** START OF RECORDS TO PROCESS **

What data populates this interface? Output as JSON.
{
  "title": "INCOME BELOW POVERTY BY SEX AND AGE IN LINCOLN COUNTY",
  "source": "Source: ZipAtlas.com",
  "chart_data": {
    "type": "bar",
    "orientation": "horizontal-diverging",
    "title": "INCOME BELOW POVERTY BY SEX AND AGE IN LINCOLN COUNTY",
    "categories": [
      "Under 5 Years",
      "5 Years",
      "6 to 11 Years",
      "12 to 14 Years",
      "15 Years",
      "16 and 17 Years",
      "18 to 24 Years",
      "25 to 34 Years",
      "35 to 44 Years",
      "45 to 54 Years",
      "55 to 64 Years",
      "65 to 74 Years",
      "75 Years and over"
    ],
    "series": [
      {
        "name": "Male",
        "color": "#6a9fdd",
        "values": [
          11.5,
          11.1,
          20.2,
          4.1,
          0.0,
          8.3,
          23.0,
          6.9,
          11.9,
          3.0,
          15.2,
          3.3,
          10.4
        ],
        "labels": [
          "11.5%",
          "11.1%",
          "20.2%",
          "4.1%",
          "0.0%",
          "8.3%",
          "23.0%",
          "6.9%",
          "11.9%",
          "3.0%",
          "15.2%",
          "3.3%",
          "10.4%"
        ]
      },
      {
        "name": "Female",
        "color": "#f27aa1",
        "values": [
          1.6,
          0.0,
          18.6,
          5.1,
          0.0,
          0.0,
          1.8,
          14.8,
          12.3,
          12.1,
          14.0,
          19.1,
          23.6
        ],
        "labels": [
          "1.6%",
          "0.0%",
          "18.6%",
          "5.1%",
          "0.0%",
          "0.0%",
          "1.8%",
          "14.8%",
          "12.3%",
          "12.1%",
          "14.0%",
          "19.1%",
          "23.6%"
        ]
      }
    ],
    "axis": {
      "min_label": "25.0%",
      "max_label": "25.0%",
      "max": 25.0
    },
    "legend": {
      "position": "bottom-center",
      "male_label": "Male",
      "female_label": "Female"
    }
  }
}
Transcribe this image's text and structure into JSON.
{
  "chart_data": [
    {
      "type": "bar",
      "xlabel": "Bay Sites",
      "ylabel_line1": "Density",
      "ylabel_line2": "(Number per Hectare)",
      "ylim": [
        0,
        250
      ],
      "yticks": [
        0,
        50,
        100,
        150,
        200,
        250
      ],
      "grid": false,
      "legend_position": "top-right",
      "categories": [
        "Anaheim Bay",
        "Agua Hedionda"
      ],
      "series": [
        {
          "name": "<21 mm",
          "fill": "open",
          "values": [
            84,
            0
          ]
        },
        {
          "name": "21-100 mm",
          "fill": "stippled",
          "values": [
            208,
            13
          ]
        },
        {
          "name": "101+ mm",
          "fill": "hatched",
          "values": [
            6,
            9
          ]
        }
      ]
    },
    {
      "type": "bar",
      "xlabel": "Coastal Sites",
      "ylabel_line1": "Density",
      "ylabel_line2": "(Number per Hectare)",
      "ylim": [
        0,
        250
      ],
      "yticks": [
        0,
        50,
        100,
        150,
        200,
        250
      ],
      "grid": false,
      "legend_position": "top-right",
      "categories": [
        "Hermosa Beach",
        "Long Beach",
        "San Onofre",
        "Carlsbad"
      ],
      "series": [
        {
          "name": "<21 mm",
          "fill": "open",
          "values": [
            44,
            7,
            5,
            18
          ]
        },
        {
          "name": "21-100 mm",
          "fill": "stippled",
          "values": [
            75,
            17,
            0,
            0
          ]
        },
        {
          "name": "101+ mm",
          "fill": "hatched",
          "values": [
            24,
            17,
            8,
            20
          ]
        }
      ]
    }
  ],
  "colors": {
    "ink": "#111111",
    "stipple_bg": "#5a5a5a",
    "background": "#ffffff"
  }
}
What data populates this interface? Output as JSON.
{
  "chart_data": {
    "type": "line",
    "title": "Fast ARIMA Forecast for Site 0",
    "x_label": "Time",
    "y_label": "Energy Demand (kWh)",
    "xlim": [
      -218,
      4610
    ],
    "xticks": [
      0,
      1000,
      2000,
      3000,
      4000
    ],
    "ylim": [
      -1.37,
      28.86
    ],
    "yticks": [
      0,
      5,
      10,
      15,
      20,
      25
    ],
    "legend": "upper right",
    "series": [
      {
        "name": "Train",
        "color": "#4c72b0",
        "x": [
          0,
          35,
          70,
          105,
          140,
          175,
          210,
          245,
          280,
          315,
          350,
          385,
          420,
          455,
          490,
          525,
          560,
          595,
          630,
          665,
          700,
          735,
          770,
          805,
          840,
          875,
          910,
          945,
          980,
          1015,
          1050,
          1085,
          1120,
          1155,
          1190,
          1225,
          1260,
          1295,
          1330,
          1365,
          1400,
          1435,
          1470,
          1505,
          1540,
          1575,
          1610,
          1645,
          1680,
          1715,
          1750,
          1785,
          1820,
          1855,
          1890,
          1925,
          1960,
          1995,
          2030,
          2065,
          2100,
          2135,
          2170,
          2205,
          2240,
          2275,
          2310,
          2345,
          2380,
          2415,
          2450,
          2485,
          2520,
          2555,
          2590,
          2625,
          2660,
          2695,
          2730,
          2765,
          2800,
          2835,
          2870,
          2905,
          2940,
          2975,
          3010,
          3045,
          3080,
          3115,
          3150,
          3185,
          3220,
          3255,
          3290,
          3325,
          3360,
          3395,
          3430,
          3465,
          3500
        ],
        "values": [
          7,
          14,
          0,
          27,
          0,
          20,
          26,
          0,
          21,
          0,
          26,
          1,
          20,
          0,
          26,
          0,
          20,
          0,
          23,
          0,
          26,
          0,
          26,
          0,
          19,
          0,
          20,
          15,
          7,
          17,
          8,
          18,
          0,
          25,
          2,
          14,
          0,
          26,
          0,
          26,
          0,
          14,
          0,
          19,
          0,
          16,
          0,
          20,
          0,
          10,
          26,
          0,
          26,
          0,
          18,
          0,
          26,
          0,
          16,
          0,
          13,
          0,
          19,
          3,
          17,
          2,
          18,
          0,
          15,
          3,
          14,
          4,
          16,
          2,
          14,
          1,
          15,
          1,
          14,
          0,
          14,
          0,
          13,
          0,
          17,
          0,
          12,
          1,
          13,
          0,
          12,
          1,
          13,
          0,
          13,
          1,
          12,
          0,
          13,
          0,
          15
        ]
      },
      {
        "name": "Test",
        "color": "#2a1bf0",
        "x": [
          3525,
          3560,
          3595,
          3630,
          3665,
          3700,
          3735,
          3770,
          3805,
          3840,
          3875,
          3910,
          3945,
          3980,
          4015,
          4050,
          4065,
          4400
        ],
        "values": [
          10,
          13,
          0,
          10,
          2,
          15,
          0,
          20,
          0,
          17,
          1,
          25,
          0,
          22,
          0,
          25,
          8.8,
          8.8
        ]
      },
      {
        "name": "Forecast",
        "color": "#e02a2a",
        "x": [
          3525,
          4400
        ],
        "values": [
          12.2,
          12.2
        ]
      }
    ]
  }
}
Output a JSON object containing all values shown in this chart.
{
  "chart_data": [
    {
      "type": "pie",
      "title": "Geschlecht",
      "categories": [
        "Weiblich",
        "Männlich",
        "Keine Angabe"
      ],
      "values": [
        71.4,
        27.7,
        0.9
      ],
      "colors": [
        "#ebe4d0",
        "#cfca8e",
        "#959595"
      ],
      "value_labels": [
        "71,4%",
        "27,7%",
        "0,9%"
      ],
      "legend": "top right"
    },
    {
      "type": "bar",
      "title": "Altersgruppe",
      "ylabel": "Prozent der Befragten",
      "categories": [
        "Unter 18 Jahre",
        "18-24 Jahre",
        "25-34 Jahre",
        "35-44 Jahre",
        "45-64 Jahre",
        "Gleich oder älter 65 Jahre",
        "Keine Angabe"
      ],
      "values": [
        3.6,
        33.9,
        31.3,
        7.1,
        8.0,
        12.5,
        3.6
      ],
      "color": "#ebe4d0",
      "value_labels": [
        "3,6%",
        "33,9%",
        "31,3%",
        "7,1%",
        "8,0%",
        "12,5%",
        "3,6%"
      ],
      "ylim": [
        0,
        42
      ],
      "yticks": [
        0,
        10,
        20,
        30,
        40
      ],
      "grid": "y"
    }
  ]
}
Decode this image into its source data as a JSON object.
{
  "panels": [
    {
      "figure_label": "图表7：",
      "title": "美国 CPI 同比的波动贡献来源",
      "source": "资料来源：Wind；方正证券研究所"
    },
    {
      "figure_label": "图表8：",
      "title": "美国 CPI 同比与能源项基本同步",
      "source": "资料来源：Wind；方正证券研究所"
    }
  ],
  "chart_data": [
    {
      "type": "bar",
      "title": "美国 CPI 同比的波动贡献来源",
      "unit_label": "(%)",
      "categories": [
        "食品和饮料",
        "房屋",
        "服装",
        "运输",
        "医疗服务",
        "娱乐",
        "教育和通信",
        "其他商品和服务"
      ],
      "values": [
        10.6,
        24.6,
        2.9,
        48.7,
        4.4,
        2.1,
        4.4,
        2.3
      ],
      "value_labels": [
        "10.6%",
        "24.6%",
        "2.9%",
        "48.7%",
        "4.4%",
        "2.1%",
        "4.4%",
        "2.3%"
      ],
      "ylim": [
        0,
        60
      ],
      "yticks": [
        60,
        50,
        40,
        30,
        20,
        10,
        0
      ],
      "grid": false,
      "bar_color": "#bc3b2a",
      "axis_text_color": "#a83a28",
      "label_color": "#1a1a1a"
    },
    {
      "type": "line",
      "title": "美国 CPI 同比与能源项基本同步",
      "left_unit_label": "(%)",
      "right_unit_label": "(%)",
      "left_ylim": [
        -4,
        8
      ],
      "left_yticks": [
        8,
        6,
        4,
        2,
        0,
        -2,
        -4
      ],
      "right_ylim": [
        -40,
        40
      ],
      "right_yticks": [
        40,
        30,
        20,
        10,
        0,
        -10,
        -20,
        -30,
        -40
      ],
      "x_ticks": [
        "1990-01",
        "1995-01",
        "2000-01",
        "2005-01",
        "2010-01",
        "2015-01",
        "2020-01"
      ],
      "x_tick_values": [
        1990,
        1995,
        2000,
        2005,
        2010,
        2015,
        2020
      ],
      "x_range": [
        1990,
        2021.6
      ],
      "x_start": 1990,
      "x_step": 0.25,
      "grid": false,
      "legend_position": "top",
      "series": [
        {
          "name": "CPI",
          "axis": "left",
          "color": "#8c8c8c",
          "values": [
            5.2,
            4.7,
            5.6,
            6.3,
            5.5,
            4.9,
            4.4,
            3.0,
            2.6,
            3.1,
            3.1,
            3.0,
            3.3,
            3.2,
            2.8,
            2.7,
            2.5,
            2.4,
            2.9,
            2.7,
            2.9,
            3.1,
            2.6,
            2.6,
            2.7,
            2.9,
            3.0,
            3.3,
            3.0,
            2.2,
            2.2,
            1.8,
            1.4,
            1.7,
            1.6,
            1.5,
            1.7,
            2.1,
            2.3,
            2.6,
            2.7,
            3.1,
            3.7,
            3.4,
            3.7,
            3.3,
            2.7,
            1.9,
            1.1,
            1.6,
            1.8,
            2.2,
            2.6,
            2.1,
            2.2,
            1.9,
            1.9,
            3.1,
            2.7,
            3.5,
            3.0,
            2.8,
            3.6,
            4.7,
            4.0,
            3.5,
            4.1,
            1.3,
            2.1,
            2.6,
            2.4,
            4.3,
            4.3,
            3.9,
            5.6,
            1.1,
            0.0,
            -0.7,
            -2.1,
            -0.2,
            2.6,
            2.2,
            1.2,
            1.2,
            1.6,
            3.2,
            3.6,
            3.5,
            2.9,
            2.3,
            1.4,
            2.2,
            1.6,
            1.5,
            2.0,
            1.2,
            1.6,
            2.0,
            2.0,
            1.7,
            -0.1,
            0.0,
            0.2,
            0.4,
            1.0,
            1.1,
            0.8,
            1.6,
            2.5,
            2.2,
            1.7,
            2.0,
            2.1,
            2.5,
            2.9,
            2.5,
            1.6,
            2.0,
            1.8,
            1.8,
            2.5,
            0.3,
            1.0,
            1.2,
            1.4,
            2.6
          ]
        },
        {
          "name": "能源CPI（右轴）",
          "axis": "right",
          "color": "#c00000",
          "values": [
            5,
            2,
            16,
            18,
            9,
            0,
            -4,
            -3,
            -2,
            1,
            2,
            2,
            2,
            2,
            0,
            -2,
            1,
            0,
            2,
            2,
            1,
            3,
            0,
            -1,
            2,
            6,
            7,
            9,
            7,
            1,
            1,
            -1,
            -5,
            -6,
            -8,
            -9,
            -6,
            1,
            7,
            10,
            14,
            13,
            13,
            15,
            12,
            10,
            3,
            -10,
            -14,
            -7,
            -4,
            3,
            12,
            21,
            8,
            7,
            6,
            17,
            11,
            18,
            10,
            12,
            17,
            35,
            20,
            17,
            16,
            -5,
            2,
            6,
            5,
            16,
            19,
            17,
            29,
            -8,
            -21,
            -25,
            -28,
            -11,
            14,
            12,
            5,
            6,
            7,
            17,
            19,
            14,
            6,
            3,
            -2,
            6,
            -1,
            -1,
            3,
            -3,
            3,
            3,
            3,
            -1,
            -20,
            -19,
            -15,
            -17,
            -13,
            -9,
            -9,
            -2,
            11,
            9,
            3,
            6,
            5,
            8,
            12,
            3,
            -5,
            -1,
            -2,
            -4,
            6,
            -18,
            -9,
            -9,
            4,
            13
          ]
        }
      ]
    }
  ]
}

** END OF RECORDS TO PROCESS **

REQUIRED WORK: Copy out every line that includes the word "INCOME".

TASK RESULT:
  "title": "INCOME BELOW POVERTY BY SEX AND AGE IN LINCOLN COUNTY",
    "title": "INCOME BELOW POVERTY BY SEX AND AGE IN LINCOLN COUNTY",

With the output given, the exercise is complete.